** begin **
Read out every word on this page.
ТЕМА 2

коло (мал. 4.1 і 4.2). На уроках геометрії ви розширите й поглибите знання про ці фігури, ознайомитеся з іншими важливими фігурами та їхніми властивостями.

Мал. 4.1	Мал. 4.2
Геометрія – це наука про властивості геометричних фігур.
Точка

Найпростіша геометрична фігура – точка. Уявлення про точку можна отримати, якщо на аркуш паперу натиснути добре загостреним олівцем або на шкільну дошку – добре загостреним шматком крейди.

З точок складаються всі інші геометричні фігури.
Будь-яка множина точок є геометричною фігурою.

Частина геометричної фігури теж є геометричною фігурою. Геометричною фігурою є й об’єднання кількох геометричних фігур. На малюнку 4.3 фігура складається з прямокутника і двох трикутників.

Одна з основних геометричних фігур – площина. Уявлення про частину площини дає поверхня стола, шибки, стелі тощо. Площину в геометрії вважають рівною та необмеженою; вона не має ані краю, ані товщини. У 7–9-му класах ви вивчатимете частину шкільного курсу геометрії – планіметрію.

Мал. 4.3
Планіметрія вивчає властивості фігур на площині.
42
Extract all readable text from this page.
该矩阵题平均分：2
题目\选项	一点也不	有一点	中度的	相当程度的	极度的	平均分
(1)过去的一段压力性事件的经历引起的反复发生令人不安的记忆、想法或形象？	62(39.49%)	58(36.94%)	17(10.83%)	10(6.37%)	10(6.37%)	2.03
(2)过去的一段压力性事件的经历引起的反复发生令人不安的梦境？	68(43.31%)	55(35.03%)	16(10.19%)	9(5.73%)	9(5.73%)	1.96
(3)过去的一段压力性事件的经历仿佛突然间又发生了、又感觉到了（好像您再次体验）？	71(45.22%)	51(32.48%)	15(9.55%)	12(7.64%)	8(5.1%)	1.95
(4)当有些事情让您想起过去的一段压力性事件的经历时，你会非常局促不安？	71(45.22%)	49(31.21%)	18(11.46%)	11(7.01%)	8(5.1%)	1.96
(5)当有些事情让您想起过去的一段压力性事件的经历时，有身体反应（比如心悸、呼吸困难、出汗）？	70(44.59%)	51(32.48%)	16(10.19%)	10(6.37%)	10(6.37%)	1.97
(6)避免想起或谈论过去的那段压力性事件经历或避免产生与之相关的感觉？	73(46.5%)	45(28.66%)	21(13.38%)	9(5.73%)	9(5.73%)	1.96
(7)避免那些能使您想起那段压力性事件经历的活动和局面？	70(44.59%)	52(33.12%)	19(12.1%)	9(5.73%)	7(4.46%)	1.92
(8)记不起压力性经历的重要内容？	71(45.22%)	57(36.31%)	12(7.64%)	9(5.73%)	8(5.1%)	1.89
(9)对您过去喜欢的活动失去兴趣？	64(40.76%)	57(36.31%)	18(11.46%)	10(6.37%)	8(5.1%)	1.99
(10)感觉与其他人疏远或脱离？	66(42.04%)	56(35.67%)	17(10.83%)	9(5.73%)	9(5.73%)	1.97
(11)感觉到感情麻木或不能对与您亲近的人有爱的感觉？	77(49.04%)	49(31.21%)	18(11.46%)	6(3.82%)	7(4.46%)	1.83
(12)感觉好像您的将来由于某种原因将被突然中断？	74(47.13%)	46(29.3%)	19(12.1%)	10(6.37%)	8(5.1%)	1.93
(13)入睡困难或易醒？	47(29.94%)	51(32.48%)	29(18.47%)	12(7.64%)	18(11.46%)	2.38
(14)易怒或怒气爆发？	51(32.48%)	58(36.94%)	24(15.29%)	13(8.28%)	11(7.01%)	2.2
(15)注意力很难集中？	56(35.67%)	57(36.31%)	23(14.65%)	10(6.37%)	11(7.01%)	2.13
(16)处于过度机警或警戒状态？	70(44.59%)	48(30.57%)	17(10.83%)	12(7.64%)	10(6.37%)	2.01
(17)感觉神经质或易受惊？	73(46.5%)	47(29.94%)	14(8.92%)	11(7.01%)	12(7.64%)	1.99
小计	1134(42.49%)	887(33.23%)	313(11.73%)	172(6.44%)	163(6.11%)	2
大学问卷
** end **
### Instruction
Print every record above exactly as written.

### Solution
Read out every word on this page.
ТЕМА 2

коло (мал. 4.1 і 4.2). На уроках геометрії ви розширите й поглибите знання про ці фігури, ознайомитеся з іншими важливими фігурами та їхніми властивостями.

Мал. 4.1	Мал. 4.2
Геометрія – це наука про властивості геометричних фігур.
Точка

Найпростіша геометрична фігура – точка. Уявлення про точку можна отримати, якщо на аркуш паперу натиснути добре загостреним олівцем або на шкільну дошку – добре загостреним шматком крейди.

З точок складаються всі інші геометричні фігури.
Будь-яка множина точок є геометричною фігурою.

Частина геометричної фігури теж є геометричною фігурою. Геометричною фігурою є й об’єднання кількох геометричних фігур. На малюнку 4.3 фігура складається з прямокутника і двох трикутників.

Одна з основних геометричних фігур – площина. Уявлення про частину площини дає поверхня стола, шибки, стелі тощо. Площину в геометрії вважають рівною та необмеженою; вона не має ані краю, ані товщини. У 7–9-му класах ви вивчатимете частину шкільного курсу геометрії – планіметрію.

Мал. 4.3
Планіметрія вивчає властивості фігур на площині.
42
Extract all readable text from this page.
该矩阵题平均分：2
题目\选项	一点也不	有一点	中度的	相当程度的	极度的	平均分
(1)过去的一段压力性事件的经历引起的反复发生令人不安的记忆、想法或形象？	62(39.49%)	58(36.94%)	17(10.83%)	10(6.37%)	10(6.37%)	2.03
(2)过去的一段压力性事件的经历引起的反复发生令人不安的梦境？	68(43.31%)	55(35.03%)	16(10.19%)	9(5.73%)	9(5.73%)	1.96
(3)过去的一段压力性事件的经历仿佛突然间又发生了、又感觉到了（好像您再次体验）？	71(45.22%)	51(32.48%)	15(9.55%)	12(7.64%)	8(5.1%)	1.95
(4)当有些事情让您想起过去的一段压力性事件的经历时，你会非常局促不安？	71(45.22%)	49(31.21%)	18(11.46%)	11(7.01%)	8(5.1%)	1.96
(5)当有些事情让您想起过去的一段压力性事件的经历时，有身体反应（比如心悸、呼吸困难、出汗）？	70(44.59%)	51(32.48%)	16(10.19%)	10(6.37%)	10(6.37%)	1.97
(6)避免想起或谈论过去的那段压力性事件经历或避免产生与之相关的感觉？	73(46.5%)	45(28.66%)	21(13.38%)	9(5.73%)	9(5.73%)	1.96
(7)避免那些能使您想起那段压力性事件经历的活动和局面？	70(44.59%)	52(33.12%)	19(12.1%)	9(5.73%)	7(4.46%)	1.92
(8)记不起压力性经历的重要内容？	71(45.22%)	57(36.31%)	12(7.64%)	9(5.73%)	8(5.1%)	1.89
(9)对您过去喜欢的活动失去兴趣？	64(40.76%)	57(36.31%)	18(11.46%)	10(6.37%)	8(5.1%)	1.99
(10)感觉与其他人疏远或脱离？	66(42.04%)	56(35.67%)	17(10.83%)	9(5.73%)	9(5.73%)	1.97
(11)感觉到感情麻木或不能对与您亲近的人有爱的感觉？	77(49.04%)	49(31.21%)	18(11.46%)	6(3.82%)	7(4.46%)	1.83
(12)感觉好像您的将来由于某种原因将被突然中断？	74(47.13%)	46(29.3%)	19(12.1%)	10(6.37%)	8(5.1%)	1.93
(13)入睡困难或易醒？	47(29.94%)	51(32.48%)	29(18.47%)	12(7.64%)	18(11.46%)	2.38
(14)易怒或怒气爆发？	51(32.48%)	58(36.94%)	24(15.29%)	13(8.28%)	11(7.01%)	2.2
(15)注意力很难集中？	56(35.67%)	57(36.31%)	23(14.65%)	10(6.37%)	11(7.01%)	2.13
(16)处于过度机警或警戒状态？	70(44.59%)	48(30.57%)	17(10.83%)	12(7.64%)	10(6.37%)	2.01
(17)感觉神经质或易受惊？	73(46.5%)	47(29.94%)	14(8.92%)	11(7.01%)	12(7.64%)	1.99
小计	1134(42.49%)	887(33.23%)	313(11.73%)	172(6.44%)	163(6.11%)	2
大学问卷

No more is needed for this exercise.